▶

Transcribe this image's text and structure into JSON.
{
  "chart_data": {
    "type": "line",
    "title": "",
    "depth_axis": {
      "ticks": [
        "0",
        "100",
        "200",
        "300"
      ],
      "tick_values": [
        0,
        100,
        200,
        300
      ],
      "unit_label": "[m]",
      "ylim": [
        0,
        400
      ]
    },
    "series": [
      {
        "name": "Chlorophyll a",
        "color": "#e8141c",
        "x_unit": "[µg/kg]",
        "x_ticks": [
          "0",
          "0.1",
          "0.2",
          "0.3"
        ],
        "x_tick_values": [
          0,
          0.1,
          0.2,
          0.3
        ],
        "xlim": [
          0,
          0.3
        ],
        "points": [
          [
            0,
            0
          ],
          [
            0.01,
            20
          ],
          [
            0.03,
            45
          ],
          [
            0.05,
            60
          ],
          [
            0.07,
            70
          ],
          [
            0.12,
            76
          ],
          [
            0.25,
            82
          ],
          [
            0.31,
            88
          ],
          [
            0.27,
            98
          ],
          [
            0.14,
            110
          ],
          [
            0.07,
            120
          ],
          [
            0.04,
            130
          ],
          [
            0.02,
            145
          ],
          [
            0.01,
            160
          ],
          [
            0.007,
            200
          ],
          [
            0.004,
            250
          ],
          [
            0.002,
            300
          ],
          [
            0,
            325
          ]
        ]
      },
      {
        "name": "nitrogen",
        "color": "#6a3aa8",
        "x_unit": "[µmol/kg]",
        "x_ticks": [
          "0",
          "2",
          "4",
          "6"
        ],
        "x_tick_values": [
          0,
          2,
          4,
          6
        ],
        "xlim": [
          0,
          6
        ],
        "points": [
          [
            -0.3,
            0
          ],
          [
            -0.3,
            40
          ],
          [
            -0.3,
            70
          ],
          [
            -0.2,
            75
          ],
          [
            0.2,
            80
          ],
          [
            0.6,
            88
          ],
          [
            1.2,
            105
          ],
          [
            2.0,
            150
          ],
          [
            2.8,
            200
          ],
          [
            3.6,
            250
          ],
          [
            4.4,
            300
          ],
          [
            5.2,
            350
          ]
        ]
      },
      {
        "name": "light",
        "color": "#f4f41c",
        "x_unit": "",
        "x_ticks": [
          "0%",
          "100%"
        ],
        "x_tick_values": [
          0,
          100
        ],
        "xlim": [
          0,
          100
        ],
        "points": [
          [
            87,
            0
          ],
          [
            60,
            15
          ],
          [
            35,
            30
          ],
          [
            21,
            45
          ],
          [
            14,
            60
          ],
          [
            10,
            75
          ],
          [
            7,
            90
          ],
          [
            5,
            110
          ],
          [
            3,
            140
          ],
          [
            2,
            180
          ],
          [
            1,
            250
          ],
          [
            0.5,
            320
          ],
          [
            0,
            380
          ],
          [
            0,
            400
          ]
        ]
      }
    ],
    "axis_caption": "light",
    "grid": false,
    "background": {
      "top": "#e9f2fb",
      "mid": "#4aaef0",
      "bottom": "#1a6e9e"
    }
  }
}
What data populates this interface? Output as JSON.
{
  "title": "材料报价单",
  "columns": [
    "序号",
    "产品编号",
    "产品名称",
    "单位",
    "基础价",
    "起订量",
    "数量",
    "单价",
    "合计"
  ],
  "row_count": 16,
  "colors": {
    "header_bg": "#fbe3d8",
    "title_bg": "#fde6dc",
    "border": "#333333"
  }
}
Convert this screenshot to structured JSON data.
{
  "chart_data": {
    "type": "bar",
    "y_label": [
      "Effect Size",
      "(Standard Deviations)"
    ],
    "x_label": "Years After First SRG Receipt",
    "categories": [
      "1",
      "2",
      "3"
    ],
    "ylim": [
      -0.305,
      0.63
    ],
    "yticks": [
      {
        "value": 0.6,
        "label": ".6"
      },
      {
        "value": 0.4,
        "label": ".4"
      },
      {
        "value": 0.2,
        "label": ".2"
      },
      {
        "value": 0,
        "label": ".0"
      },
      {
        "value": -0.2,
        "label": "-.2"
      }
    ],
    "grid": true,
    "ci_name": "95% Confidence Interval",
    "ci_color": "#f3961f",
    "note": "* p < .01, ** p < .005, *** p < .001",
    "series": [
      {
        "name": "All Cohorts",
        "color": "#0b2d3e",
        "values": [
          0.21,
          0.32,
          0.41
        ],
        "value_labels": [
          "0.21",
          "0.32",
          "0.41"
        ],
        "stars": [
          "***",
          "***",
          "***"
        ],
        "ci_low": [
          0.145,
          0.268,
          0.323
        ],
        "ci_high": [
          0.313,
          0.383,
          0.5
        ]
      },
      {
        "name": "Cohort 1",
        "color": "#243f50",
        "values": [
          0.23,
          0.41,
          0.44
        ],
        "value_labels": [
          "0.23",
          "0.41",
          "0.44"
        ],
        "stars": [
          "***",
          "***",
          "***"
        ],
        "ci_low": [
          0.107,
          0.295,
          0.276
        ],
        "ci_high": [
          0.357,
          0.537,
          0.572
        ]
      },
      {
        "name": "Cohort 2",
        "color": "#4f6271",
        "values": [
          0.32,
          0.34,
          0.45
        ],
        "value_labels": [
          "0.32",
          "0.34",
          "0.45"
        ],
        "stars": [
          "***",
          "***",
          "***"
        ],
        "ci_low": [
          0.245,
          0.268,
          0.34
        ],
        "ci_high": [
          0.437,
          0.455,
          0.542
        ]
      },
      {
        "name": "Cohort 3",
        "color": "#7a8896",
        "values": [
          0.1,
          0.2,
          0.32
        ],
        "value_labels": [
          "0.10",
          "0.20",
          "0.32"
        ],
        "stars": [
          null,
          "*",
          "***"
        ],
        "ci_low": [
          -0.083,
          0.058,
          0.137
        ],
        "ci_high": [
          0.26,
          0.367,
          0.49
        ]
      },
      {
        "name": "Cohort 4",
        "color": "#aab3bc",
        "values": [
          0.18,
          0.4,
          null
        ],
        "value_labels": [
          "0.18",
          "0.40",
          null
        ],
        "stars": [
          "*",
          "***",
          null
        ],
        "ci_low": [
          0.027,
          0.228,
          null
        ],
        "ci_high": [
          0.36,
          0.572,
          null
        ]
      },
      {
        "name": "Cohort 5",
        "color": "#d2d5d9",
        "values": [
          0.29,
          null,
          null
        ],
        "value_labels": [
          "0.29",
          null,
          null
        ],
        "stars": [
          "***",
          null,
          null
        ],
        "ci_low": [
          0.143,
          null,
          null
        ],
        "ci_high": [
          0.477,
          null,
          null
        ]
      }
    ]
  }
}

◀

EXERCISE DIRECTIONS:
Write down every line of the data exactly as it appears above.

ANSWER TO THIS PROBLEM:
Transcribe this image's text and structure into JSON.
{
  "chart_data": {
    "type": "line",
    "title": "",
    "depth_axis": {
      "ticks": [
        "0",
        "100",
        "200",
        "300"
      ],
      "tick_values": [
        0,
        100,
        200,
        300
      ],
      "unit_label": "[m]",
      "ylim": [
        0,
        400
      ]
    },
    "series": [
      {
        "name": "Chlorophyll a",
        "color": "#e8141c",
        "x_unit": "[µg/kg]",
        "x_ticks": [
          "0",
          "0.1",
          "0.2",
          "0.3"
        ],
        "x_tick_values": [
          0,
          0.1,
          0.2,
          0.3
        ],
        "xlim": [
          0,
          0.3
        ],
        "points": [
          [
            0,
            0
          ],
          [
            0.01,
            20
          ],
          [
            0.03,
            45
          ],
          [
            0.05,
            60
          ],
          [
            0.07,
            70
          ],
          [
            0.12,
            76
          ],
          [
            0.25,
            82
          ],
          [
            0.31,
            88
          ],
          [
            0.27,
            98
          ],
          [
            0.14,
            110
          ],
          [
            0.07,
            120
          ],
          [
            0.04,
            130
          ],
          [
            0.02,
            145
          ],
          [
            0.01,
            160
          ],
          [
            0.007,
            200
          ],
          [
            0.004,
            250
          ],
          [
            0.002,
            300
          ],
          [
            0,
            325
          ]
        ]
      },
      {
        "name": "nitrogen",
        "color": "#6a3aa8",
        "x_unit": "[µmol/kg]",
        "x_ticks": [
          "0",
          "2",
          "4",
          "6"
        ],
        "x_tick_values": [
          0,
          2,
          4,
          6
        ],
        "xlim": [
          0,
          6
        ],
        "points": [
          [
            -0.3,
            0
          ],
          [
            -0.3,
            40
          ],
          [
            -0.3,
            70
          ],
          [
            -0.2,
            75
          ],
          [
            0.2,
            80
          ],
          [
            0.6,
            88
          ],
          [
            1.2,
            105
          ],
          [
            2.0,
            150
          ],
          [
            2.8,
            200
          ],
          [
            3.6,
            250
          ],
          [
            4.4,
            300
          ],
          [
            5.2,
            350
          ]
        ]
      },
      {
        "name": "light",
        "color": "#f4f41c",
        "x_unit": "",
        "x_ticks": [
          "0%",
          "100%"
        ],
        "x_tick_values": [
          0,
          100
        ],
        "xlim": [
          0,
          100
        ],
        "points": [
          [
            87,
            0
          ],
          [
            60,
            15
          ],
          [
            35,
            30
          ],
          [
            21,
            45
          ],
          [
            14,
            60
          ],
          [
            10,
            75
          ],
          [
            7,
            90
          ],
          [
            5,
            110
          ],
          [
            3,
            140
          ],
          [
            2,
            180
          ],
          [
            1,
            250
          ],
          [
            0.5,
            320
          ],
          [
            0,
            380
          ],
          [
            0,
            400
          ]
        ]
      }
    ],
    "axis_caption": "light",
    "grid": false,
    "background": {
      "top": "#e9f2fb",
      "mid": "#4aaef0",
      "bottom": "#1a6e9e"
    }
  }
}
What data populates this interface? Output as JSON.
{
  "title": "材料报价单",
  "columns": [
    "序号",
    "产品编号",
    "产品名称",
    "单位",
    "基础价",
    "起订量",
    "数量",
    "单价",
    "合计"
  ],
  "row_count": 16,
  "colors": {
    "header_bg": "#fbe3d8",
    "title_bg": "#fde6dc",
    "border": "#333333"
  }
}
Convert this screenshot to structured JSON data.
{
  "chart_data": {
    "type": "bar",
    "y_label": [
      "Effect Size",
      "(Standard Deviations)"
    ],
    "x_label": "Years After First SRG Receipt",
    "categories": [
      "1",
      "2",
      "3"
    ],
    "ylim": [
      -0.305,
      0.63
    ],
    "yticks": [
      {
        "value": 0.6,
        "label": ".6"
      },
      {
        "value": 0.4,
        "label": ".4"
      },
      {
        "value": 0.2,
        "label": ".2"
      },
      {
        "value": 0,
        "label": ".0"
      },
      {
        "value": -0.2,
        "label": "-.2"
      }
    ],
    "grid": true,
    "ci_name": "95% Confidence Interval",
    "ci_color": "#f3961f",
    "note": "* p < .01, ** p < .005, *** p < .001",
    "series": [
      {
        "name": "All Cohorts",
        "color": "#0b2d3e",
        "values": [
          0.21,
          0.32,
          0.41
        ],
        "value_labels": [
          "0.21",
          "0.32",
          "0.41"
        ],
        "stars": [
          "***",
          "***",
          "***"
        ],
        "ci_low": [
          0.145,
          0.268,
          0.323
        ],
        "ci_high": [
          0.313,
          0.383,
          0.5
        ]
      },
      {
        "name": "Cohort 1",
        "color": "#243f50",
        "values": [
          0.23,
          0.41,
          0.44
        ],
        "value_labels": [
          "0.23",
          "0.41",
          "0.44"
        ],
        "stars": [
          "***",
          "***",
          "***"
        ],
        "ci_low": [
          0.107,
          0.295,
          0.276
        ],
        "ci_high": [
          0.357,
          0.537,
          0.572
        ]
      },
      {
        "name": "Cohort 2",
        "color": "#4f6271",
        "values": [
          0.32,
          0.34,
          0.45
        ],
        "value_labels": [
          "0.32",
          "0.34",
          "0.45"
        ],
        "stars": [
          "***",
          "***",
          "***"
        ],
        "ci_low": [
          0.245,
          0.268,
          0.34
        ],
        "ci_high": [
          0.437,
          0.455,
          0.542
        ]
      },
      {
        "name": "Cohort 3",
        "color": "#7a8896",
        "values": [
          0.1,
          0.2,
          0.32
        ],
        "value_labels": [
          "0.10",
          "0.20",
          "0.32"
        ],
        "stars": [
          null,
          "*",
          "***"
        ],
        "ci_low": [
          -0.083,
          0.058,
          0.137
        ],
        "ci_high": [
          0.26,
          0.367,
          0.49
        ]
      },
      {
        "name": "Cohort 4",
        "color": "#aab3bc",
        "values": [
          0.18,
          0.4,
          null
        ],
        "value_labels": [
          "0.18",
          "0.40",
          null
        ],
        "stars": [
          "*",
          "***",
          null
        ],
        "ci_low": [
          0.027,
          0.228,
          null
        ],
        "ci_high": [
          0.36,
          0.572,
          null
        ]
      },
      {
        "name": "Cohort 5",
        "color": "#d2d5d9",
        "values": [
          0.29,
          null,
          null
        ],
        "value_labels": [
          "0.29",
          null,
          null
        ],
        "stars": [
          "***",
          null,
          null
        ],
        "ci_low": [
          0.143,
          null,
          null
        ],
        "ci_high": [
          0.477,
          null,
          null
        ]
      }
    ]
  }
}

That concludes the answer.